Task: Swap "bounding boxes" for "positions" in the records from the start through the line containing "1007, 754, 1024]", and give only those lines back with nothing else changed.
------ Records ------
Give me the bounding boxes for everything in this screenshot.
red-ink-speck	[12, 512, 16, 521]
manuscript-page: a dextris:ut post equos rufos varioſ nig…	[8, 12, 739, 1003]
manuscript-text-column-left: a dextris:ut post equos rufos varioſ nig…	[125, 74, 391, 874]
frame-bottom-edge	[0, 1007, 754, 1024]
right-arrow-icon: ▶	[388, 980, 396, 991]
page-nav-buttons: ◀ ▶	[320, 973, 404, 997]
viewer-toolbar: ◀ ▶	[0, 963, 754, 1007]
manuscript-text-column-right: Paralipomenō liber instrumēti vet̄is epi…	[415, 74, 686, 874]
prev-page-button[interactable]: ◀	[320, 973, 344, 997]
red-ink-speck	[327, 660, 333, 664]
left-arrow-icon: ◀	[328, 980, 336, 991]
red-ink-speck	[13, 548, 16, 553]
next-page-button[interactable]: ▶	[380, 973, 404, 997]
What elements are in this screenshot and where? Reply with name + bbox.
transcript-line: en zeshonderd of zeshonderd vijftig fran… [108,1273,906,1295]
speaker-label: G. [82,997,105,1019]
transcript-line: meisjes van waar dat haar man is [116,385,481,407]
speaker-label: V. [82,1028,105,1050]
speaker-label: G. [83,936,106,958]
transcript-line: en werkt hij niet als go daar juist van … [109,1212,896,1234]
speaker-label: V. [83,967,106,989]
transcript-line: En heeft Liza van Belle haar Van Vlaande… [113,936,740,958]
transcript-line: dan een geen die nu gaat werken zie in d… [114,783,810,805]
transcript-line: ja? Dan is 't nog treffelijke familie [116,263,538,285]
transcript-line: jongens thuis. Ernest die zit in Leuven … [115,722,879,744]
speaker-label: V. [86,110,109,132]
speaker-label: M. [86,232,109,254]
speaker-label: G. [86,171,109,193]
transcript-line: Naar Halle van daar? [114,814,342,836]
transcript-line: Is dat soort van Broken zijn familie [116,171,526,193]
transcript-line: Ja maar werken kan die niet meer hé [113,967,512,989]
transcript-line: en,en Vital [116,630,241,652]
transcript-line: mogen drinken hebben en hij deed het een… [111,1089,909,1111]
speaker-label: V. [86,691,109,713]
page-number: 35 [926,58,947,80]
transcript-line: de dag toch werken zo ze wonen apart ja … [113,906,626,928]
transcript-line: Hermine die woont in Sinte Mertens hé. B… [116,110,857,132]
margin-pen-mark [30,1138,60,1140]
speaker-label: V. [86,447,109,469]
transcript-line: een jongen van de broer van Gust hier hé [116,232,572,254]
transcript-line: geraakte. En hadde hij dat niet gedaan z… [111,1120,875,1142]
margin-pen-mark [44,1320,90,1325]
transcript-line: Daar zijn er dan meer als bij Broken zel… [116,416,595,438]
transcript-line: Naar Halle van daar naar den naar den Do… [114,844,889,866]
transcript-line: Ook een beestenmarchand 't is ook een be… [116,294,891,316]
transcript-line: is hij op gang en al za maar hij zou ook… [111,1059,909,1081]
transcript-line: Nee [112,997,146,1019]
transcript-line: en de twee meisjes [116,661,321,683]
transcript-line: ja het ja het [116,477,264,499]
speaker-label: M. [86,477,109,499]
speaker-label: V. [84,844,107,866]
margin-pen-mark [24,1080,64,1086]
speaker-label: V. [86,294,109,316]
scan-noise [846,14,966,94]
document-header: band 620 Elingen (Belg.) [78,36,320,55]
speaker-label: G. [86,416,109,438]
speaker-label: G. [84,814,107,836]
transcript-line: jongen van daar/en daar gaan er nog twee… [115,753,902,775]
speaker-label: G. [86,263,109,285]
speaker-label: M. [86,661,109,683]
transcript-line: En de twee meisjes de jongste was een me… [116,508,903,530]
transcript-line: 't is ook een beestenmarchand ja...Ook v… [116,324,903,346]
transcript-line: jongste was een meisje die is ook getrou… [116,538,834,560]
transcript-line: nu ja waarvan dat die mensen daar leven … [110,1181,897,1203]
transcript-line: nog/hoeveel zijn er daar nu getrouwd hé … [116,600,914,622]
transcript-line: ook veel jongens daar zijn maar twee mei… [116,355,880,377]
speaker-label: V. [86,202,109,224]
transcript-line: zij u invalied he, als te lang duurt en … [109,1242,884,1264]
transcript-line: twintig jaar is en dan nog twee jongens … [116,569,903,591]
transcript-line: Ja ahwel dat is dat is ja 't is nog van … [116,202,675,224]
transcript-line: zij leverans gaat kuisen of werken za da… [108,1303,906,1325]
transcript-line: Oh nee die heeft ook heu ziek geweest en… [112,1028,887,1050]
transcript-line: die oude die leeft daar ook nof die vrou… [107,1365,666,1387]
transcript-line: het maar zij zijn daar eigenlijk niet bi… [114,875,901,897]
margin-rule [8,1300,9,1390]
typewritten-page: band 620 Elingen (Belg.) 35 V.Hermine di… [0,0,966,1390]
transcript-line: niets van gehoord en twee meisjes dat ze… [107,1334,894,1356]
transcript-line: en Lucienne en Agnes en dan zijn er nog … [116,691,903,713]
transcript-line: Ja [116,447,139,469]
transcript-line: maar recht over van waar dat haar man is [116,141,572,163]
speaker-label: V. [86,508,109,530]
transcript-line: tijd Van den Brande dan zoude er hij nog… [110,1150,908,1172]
------
Response:
Give me the positions for everything in this screenshot.
red-ink-speck	[12, 512, 16, 521]
manuscript-page: a dextris:ut post equos rufos varioſ nig…	[8, 12, 739, 1003]
manuscript-text-column-left: a dextris:ut post equos rufos varioſ nig…	[125, 74, 391, 874]
frame-bottom-edge	[0, 1007, 754, 1024]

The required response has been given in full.